Links an output HDCA to its input HDCA for implicit map-over operations.

| Field | Description |
|-------|-------------|
| `name` | Input parameter name |
| `input_dataset_collection` | The input HDCA |
| `dataset_collection_id` | The output HDCA id |

## Workflow Models (Created by Extraction)

### StoredWorkflow
**File**: line 8312

Container for workflow metadata and revisions.

| Field | Description |
|-------|-------------|
| `name` | Workflow name |
| `user` | Owner |
| `latest_workflow` | Current Workflow revision |

### Workflow
**File**: line 8495

A specific revision of a workflow.

| Field | Description |
|-------|-------------|
| `name` | Workflow name |
| `steps` | WorkflowStep[] |
| `stored_workflow` | Parent StoredWorkflow |

### WorkflowStep
**File**: line 8718

Single step in a workflow (tool, input, subworkflow).

| Field | Description |
|-------|-------------|
| `type` | "tool", "data_input", "data_collection_input", etc. |
| `tool_id` | Tool ID (if type=tool) |
| `tool_version` | Tool version |
| `tool_inputs` | Parameter values (JSON) |
| `label` | Step label |
| `position` | Canvas position |
| `order_index` | Step order |
| `inputs` | WorkflowStepInput[] |
| `output_connections` | WorkflowStepConnection[] |

### WorkflowStepInput
**File**: line 9047

An input port on a workflow step.

- [Supplied information]:
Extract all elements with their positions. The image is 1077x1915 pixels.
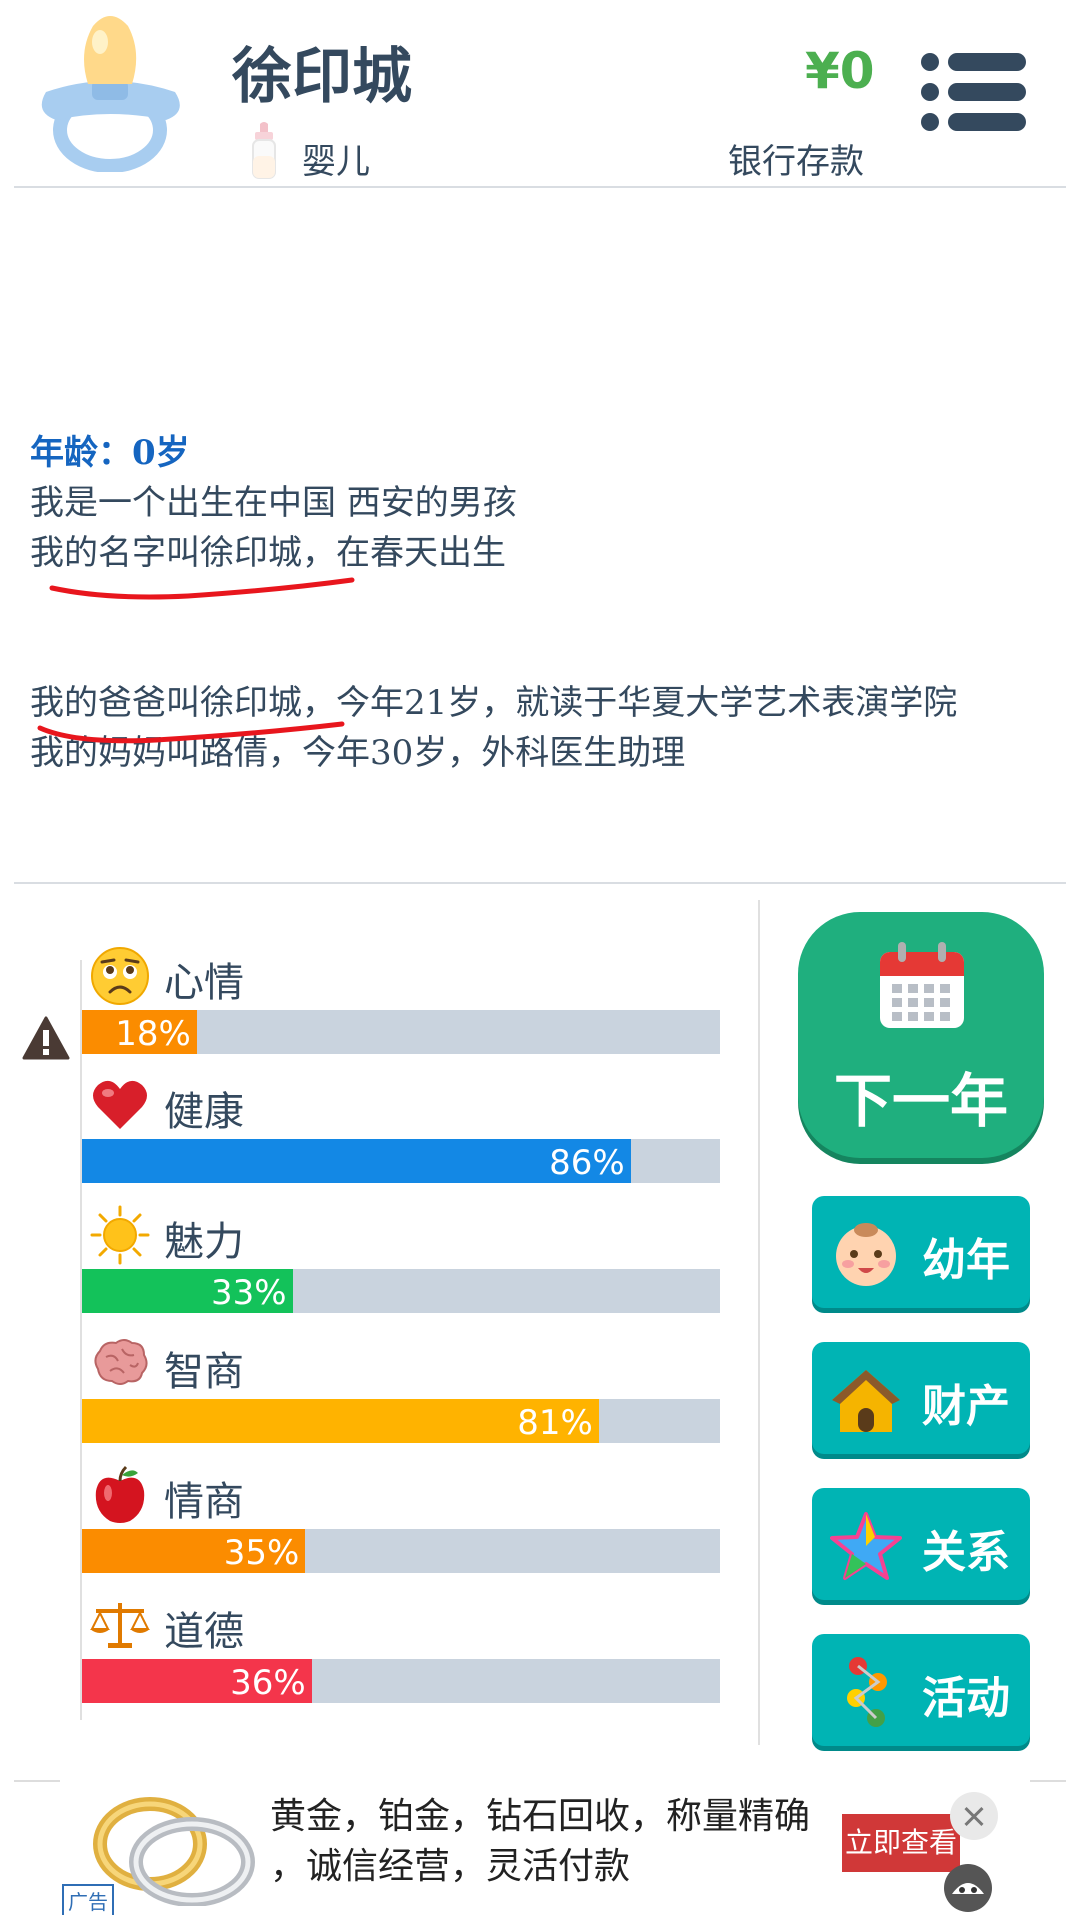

- [Exercise details]:
Answer these questions from the workflow models reference:
1. What does the `latest_workflow` field of StoredWorkflow hold?
2. At what file line is WorkflowStep given?
3. What does the `order_index` field of WorkflowStep record?

- [Solution to this exercise]:
1. The current Workflow revision.
2. Line 8718.
3. The step order.